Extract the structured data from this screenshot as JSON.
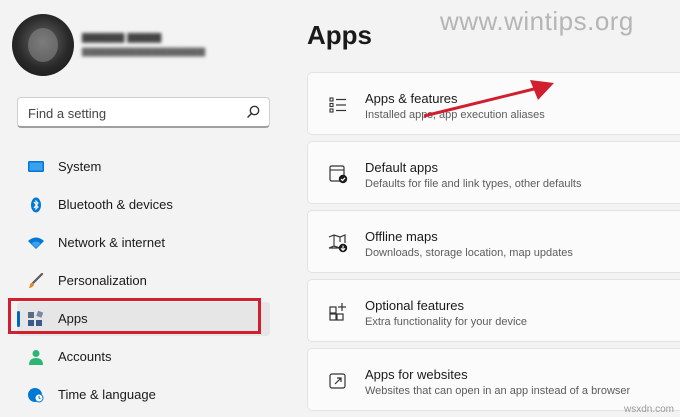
{
  "watermark": "www.wintips.org",
  "credit": "wsxdn.com",
  "search": {
    "placeholder": "Find a setting"
  },
  "nav": [
    {
      "label": "System",
      "icon": "monitor-icon",
      "color": "#0078d4"
    },
    {
      "label": "Bluetooth & devices",
      "icon": "bluetooth-icon",
      "color": "#0078d4"
    },
    {
      "label": "Network & internet",
      "icon": "wifi-icon",
      "color": "#0078d4"
    },
    {
      "label": "Personalization",
      "icon": "brush-icon",
      "color": "#e08a2d"
    },
    {
      "label": "Apps",
      "icon": "apps-icon",
      "color": "#3a5b8c",
      "selected": true
    },
    {
      "label": "Accounts",
      "icon": "person-icon",
      "color": "#2bb673"
    },
    {
      "label": "Time & language",
      "icon": "globe-clock-icon",
      "color": "#0078d4"
    }
  ],
  "main": {
    "title": "Apps",
    "cards": [
      {
        "title": "Apps & features",
        "subtitle": "Installed apps, app execution aliases",
        "icon": "list-icon"
      },
      {
        "title": "Default apps",
        "subtitle": "Defaults for file and link types, other defaults",
        "icon": "default-apps-icon"
      },
      {
        "title": "Offline maps",
        "subtitle": "Downloads, storage location, map updates",
        "icon": "map-icon"
      },
      {
        "title": "Optional features",
        "subtitle": "Extra functionality for your device",
        "icon": "grid-plus-icon"
      },
      {
        "title": "Apps for websites",
        "subtitle": "Websites that can open in an app instead of a browser",
        "icon": "open-link-icon"
      }
    ]
  },
  "colors": {
    "accent": "#0067c0",
    "annotation_red": "#d01f2f"
  }
}
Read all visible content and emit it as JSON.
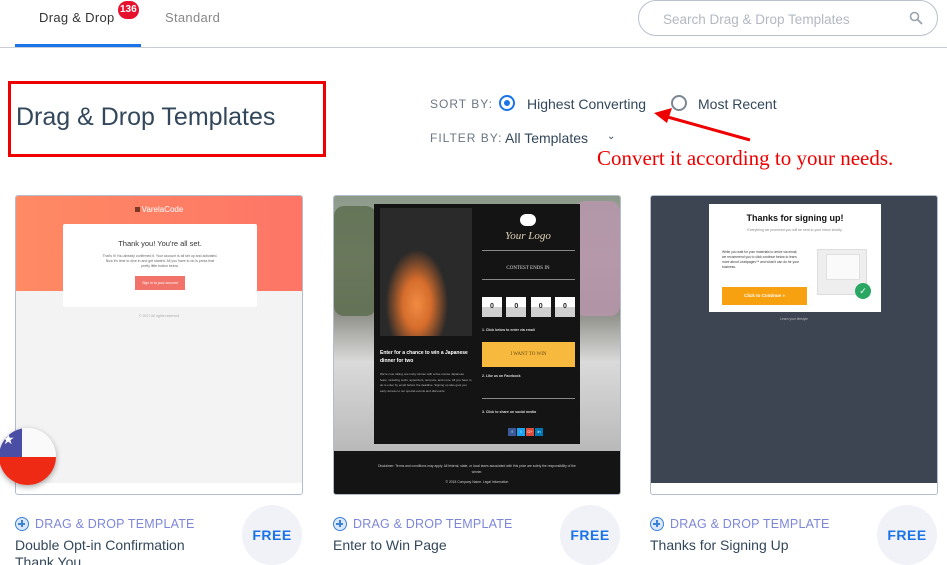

▸ EXERCISE
All records above are to be printed exactly, minus the pictures they contain.

▸ OUTPUT
Extract the structured data from this screenshot as JSON.
{
  "watermark": "www.wintips.org",
  "credit": "wsxdn.com",
  "search": {
    "placeholder": "Find a setting"
  },
  "nav": [
    {
      "label": "System",
      "icon": "monitor-icon",
      "color": "#0078d4"
    },
    {
      "label": "Bluetooth & devices",
      "icon": "bluetooth-icon",
      "color": "#0078d4"
    },
    {
      "label": "Network & internet",
      "icon": "wifi-icon",
      "color": "#0078d4"
    },
    {
      "label": "Personalization",
      "icon": "brush-icon",
      "color": "#e08a2d"
    },
    {
      "label": "Apps",
      "icon": "apps-icon",
      "color": "#3a5b8c",
      "selected": true
    },
    {
      "label": "Accounts",
      "icon": "person-icon",
      "color": "#2bb673"
    },
    {
      "label": "Time & language",
      "icon": "globe-clock-icon",
      "color": "#0078d4"
    }
  ],
  "main": {
    "title": "Apps",
    "cards": [
      {
        "title": "Apps & features",
        "subtitle": "Installed apps, app execution aliases",
        "icon": "list-icon"
      },
      {
        "title": "Default apps",
        "subtitle": "Defaults for file and link types, other defaults",
        "icon": "default-apps-icon"
      },
      {
        "title": "Offline maps",
        "subtitle": "Downloads, storage location, map updates",
        "icon": "map-icon"
      },
      {
        "title": "Optional features",
        "subtitle": "Extra functionality for your device",
        "icon": "grid-plus-icon"
      },
      {
        "title": "Apps for websites",
        "subtitle": "Websites that can open in an app instead of a browser",
        "icon": "open-link-icon"
      }
    ]
  },
  "colors": {
    "accent": "#0067c0",
    "annotation_red": "#d01f2f"
  }
}
Read all visible content and emit it as JSON.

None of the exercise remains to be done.